(Items from a dataset)

::::::::::

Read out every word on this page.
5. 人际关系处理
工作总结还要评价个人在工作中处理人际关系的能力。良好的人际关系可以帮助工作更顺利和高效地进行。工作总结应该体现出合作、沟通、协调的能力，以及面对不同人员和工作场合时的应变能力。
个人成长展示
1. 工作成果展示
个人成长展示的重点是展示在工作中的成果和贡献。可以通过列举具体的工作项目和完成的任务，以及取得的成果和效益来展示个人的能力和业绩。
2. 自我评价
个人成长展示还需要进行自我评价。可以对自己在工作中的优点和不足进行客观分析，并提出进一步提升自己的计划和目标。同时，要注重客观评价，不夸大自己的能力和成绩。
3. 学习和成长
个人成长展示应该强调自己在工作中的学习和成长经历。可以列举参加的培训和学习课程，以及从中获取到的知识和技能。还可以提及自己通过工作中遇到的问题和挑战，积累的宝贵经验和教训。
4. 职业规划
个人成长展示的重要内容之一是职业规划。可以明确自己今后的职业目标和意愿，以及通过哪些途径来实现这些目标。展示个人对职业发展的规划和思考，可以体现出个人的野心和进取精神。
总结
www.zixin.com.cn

::::::::::

Give back all the data exactly as written.

# [Complete response]
Read out every word on this page.
5. 人际关系处理
工作总结还要评价个人在工作中处理人际关系的能力。良好的人际关系可以帮助工作更顺利和高效地进行。工作总结应该体现出合作、沟通、协调的能力，以及面对不同人员和工作场合时的应变能力。
个人成长展示
1. 工作成果展示
个人成长展示的重点是展示在工作中的成果和贡献。可以通过列举具体的工作项目和完成的任务，以及取得的成果和效益来展示个人的能力和业绩。
2. 自我评价
个人成长展示还需要进行自我评价。可以对自己在工作中的优点和不足进行客观分析，并提出进一步提升自己的计划和目标。同时，要注重客观评价，不夸大自己的能力和成绩。
3. 学习和成长
个人成长展示应该强调自己在工作中的学习和成长经历。可以列举参加的培训和学习课程，以及从中获取到的知识和技能。还可以提及自己通过工作中遇到的问题和挑战，积累的宝贵经验和教训。
4. 职业规划
个人成长展示的重要内容之一是职业规划。可以明确自己今后的职业目标和意愿，以及通过哪些途径来实现这些目标。展示个人对职业发展的规划和思考，可以体现出个人的野心和进取精神。
总结
www.zixin.com.cn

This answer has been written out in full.